Stored records:
* begin *

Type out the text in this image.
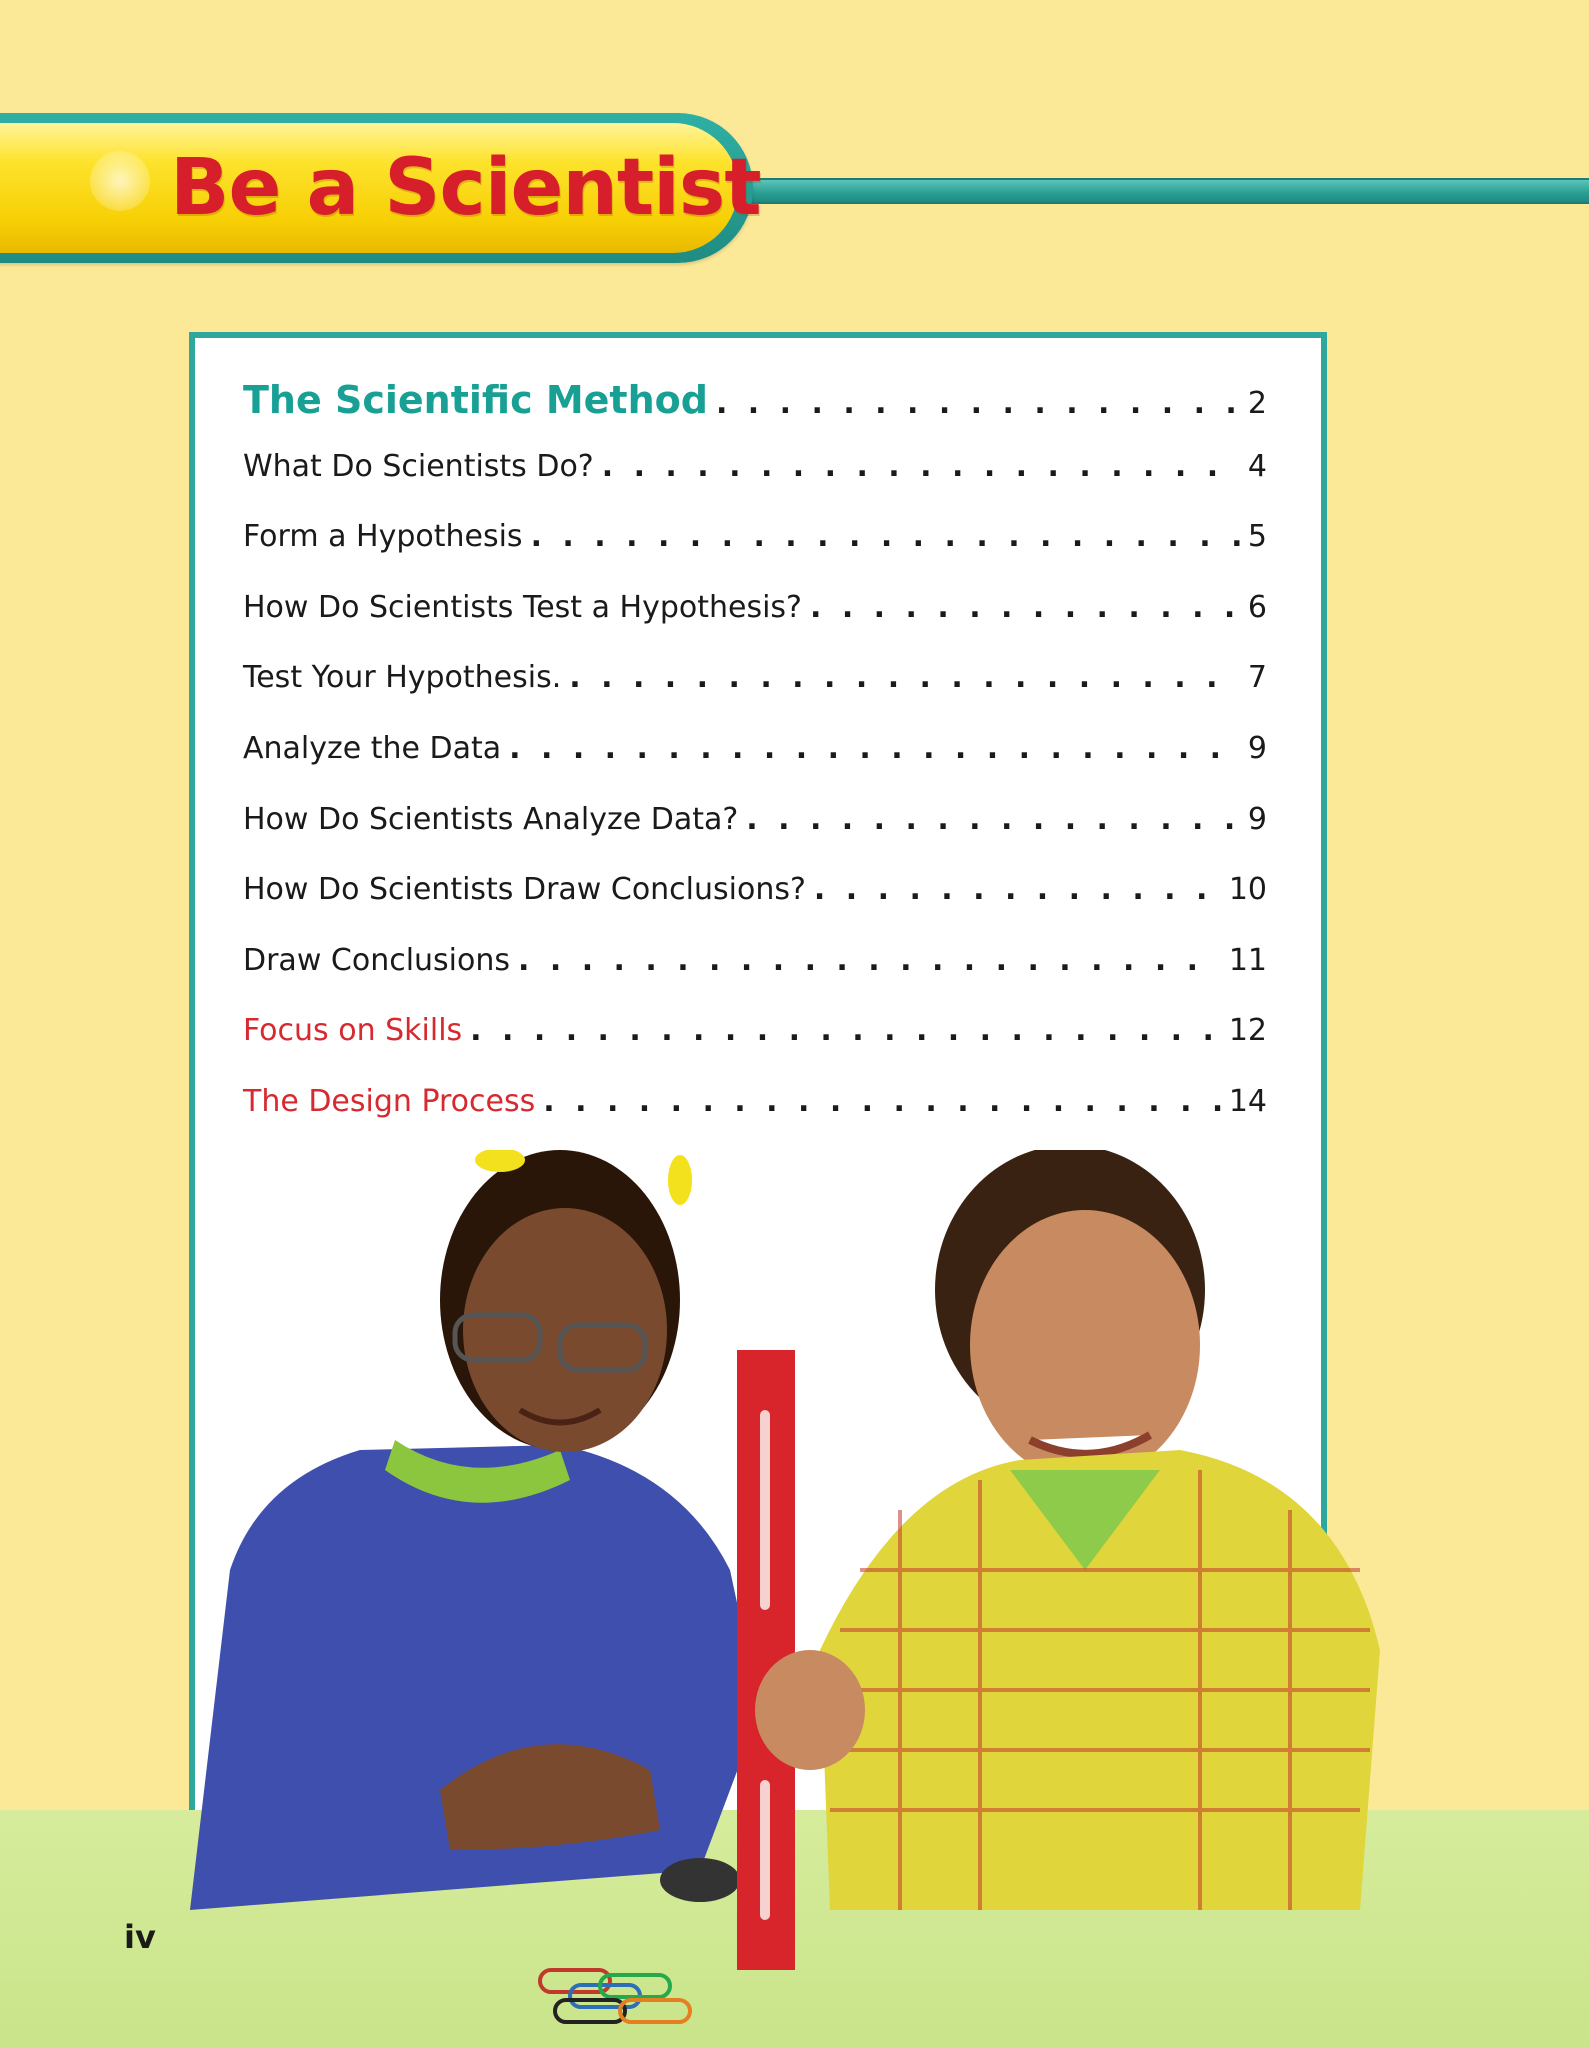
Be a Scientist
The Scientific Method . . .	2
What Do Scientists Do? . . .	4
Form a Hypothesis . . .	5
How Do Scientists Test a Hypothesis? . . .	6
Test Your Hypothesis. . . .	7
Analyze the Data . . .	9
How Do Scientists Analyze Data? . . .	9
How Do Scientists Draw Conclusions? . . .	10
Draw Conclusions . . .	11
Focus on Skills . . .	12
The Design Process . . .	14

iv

* end *

The pictures should not appear in the copy; every other part of the records above must be returned exactly.

Type out the text in this image.
Be a Scientist
The Scientific Method . . .	2
What Do Scientists Do? . . .	4
Form a Hypothesis . . .	5
How Do Scientists Test a Hypothesis? . . .	6
Test Your Hypothesis. . . .	7
Analyze the Data . . .	9
How Do Scientists Analyze Data? . . .	9
How Do Scientists Draw Conclusions? . . .	10
Draw Conclusions . . .	11
Focus on Skills . . .	12
The Design Process . . .	14

iv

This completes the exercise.